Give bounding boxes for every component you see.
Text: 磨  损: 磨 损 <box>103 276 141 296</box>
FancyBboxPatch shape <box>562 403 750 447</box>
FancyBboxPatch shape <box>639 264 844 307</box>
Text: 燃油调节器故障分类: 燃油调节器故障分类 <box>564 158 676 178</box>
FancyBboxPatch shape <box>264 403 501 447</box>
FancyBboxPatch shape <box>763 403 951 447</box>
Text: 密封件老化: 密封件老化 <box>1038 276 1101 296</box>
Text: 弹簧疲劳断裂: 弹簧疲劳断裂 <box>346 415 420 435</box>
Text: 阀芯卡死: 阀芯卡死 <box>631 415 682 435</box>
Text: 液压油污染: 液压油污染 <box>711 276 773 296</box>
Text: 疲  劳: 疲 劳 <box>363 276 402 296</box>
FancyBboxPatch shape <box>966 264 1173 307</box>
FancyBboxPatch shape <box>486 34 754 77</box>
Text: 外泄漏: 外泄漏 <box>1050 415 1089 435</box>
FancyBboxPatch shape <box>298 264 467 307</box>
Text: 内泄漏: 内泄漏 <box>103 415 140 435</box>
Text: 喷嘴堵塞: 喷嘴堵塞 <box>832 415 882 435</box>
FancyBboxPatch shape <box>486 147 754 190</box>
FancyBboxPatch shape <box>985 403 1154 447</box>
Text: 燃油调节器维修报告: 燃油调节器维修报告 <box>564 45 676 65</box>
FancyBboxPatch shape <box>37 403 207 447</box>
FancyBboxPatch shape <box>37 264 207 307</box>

> _Short problem_
Change every "FancyBboxPatch" in the material above to "RoundedRectangle" and write out all of the material again, leaving everything else as it is.

> _Solution for this task_
Give bounding boxes for every component you see.
Text: 磨  损: 磨 损 <box>103 276 141 296</box>
RoundedRectangle shape <box>562 403 750 447</box>
RoundedRectangle shape <box>639 264 844 307</box>
Text: 燃油调节器故障分类: 燃油调节器故障分类 <box>564 158 676 178</box>
RoundedRectangle shape <box>264 403 501 447</box>
RoundedRectangle shape <box>763 403 951 447</box>
Text: 密封件老化: 密封件老化 <box>1038 276 1101 296</box>
Text: 弹簧疲劳断裂: 弹簧疲劳断裂 <box>346 415 420 435</box>
Text: 阀芯卡死: 阀芯卡死 <box>631 415 682 435</box>
Text: 液压油污染: 液压油污染 <box>711 276 773 296</box>
Text: 疲  劳: 疲 劳 <box>363 276 402 296</box>
RoundedRectangle shape <box>966 264 1173 307</box>
RoundedRectangle shape <box>486 34 754 77</box>
Text: 外泄漏: 外泄漏 <box>1050 415 1089 435</box>
RoundedRectangle shape <box>298 264 467 307</box>
Text: 内泄漏: 内泄漏 <box>103 415 140 435</box>
Text: 喷嘴堵塞: 喷嘴堵塞 <box>832 415 882 435</box>
RoundedRectangle shape <box>486 147 754 190</box>
RoundedRectangle shape <box>985 403 1154 447</box>
Text: 燃油调节器维修报告: 燃油调节器维修报告 <box>564 45 676 65</box>
RoundedRectangle shape <box>37 403 207 447</box>
RoundedRectangle shape <box>37 264 207 307</box>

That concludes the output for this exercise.